EXERCISE GOAL:
Check every line below for the word "time" and copy the ones that have it.

____ RECORDS TO USE

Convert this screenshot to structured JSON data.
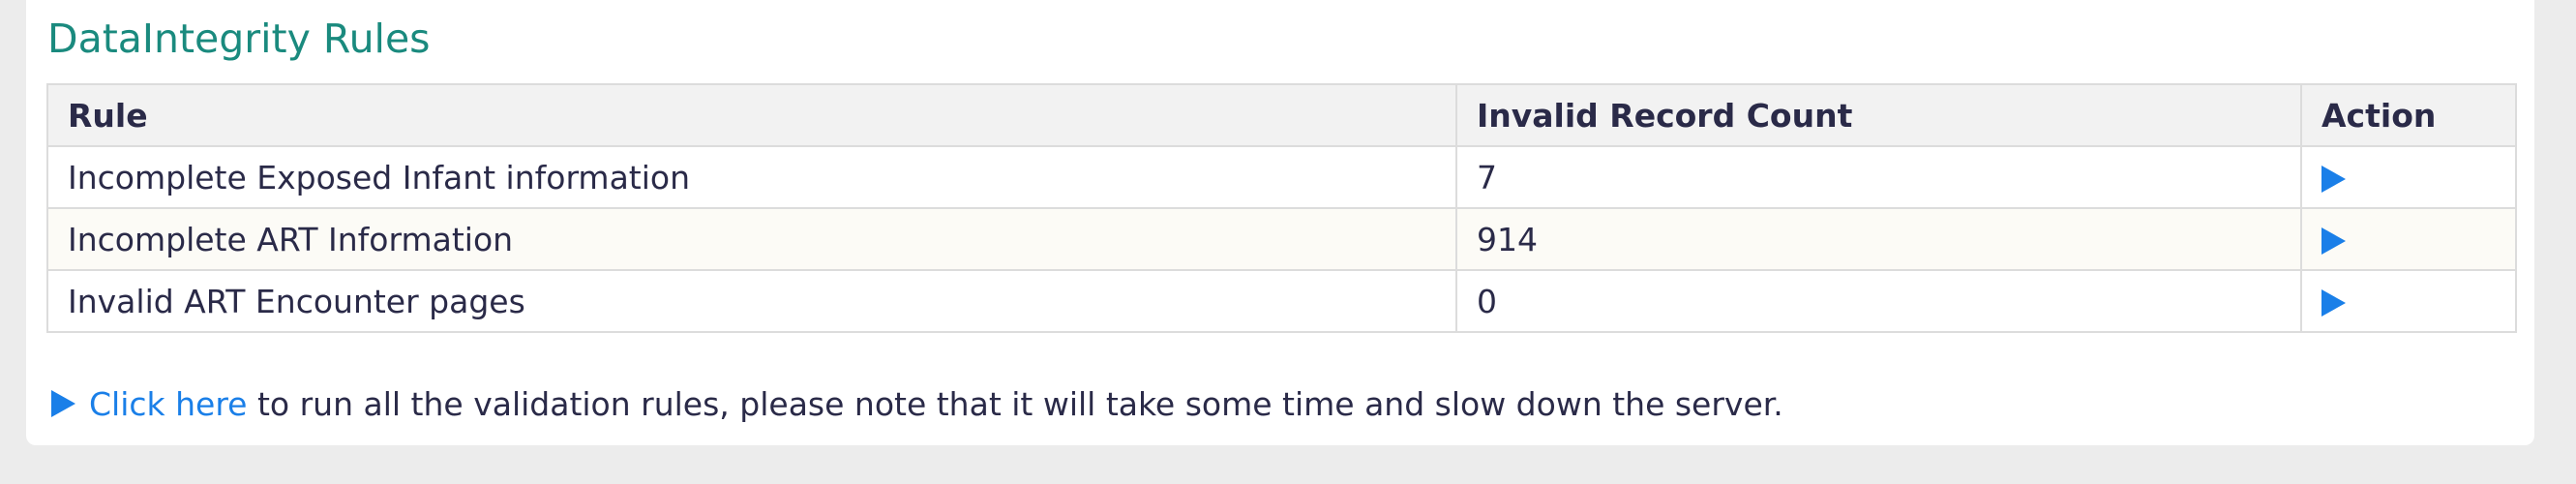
{
  "section": {
    "title": "DataIntegrity Rules"
  },
  "table": {
    "headers": {
      "rule": "Rule",
      "count": "Invalid Record Count",
      "action": "Action"
    },
    "rows": [
      {
        "rule": "Incomplete Exposed Infant information",
        "count": "7",
        "action_icon": "play-icon"
      },
      {
        "rule": "Incomplete ART Information",
        "count": "914",
        "action_icon": "play-icon"
      },
      {
        "rule": "Invalid ART Encounter pages",
        "count": "0",
        "action_icon": "play-icon"
      }
    ]
  },
  "footer": {
    "icon": "play-icon",
    "link_text": "Click here",
    "message": " to run all the validation rules, please note that it will take some time and slow down the server."
  },
  "colors": {
    "title": "#1a8a7e",
    "link": "#1a7fe8",
    "text": "#2a2a48",
    "background": "#ececec"
  }
}
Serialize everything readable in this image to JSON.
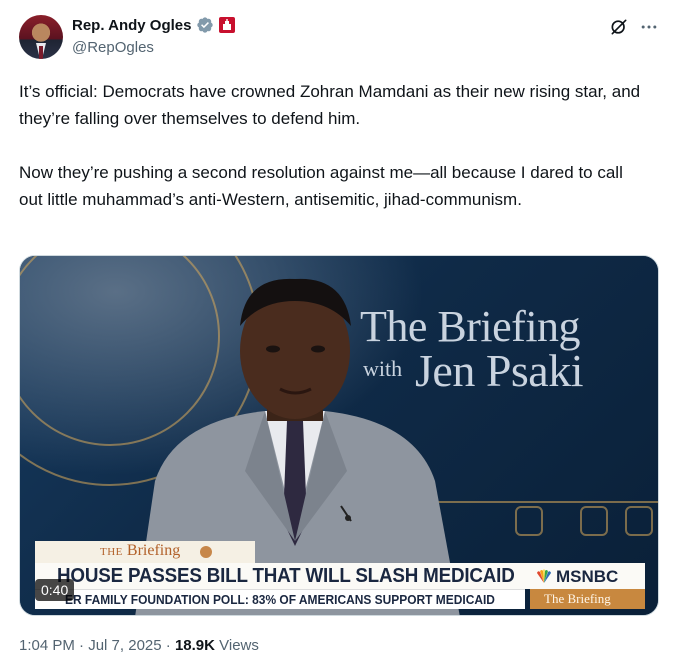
{
  "author": {
    "name": "Rep. Andy Ogles",
    "handle": "@RepOgles"
  },
  "icons": {
    "verified": "verified-badge-icon",
    "affiliation": "us-house-flag-icon",
    "grok": "grok-icon",
    "more": "more-options-icon"
  },
  "tweet": {
    "text": "It’s official: Democrats have crowned Zohran Mamdani as their new rising star, and they’re falling over themselves to defend him.\n\nNow they’re pushing a second resolution against me—all because I dared to call out little muhammad’s anti-Western, antisemitic, jihad-communism."
  },
  "media": {
    "show_title_line1": "The Briefing",
    "show_title_with": "with",
    "show_title_host": "Jen Psaki",
    "brand_small": "THE",
    "brand_large": "Briefing",
    "headline": "HOUSE PASSES BILL THAT WILL SLASH MEDICAID",
    "ticker": "ER FAMILY FOUNDATION POLL: 83% OF AMERICANS SUPPORT MEDICAID",
    "network": "MSNBC",
    "network_sub": "The Briefing",
    "duration": "0:40"
  },
  "meta": {
    "time": "1:04 PM",
    "sep1": " · ",
    "date": "Jul 7, 2025",
    "sep2": " · ",
    "views_count": "18.9K",
    "views_label": " Views"
  },
  "colors": {
    "text_primary": "#0f1419",
    "text_secondary": "#536471",
    "verified_blue": "#829aab",
    "flag_red": "#c8102e"
  }
}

________

CORRECT OUTPUT:
    "message": " to run all the validation rules, please note that it will take some time and slow down the server."
    "time": "1:04 PM",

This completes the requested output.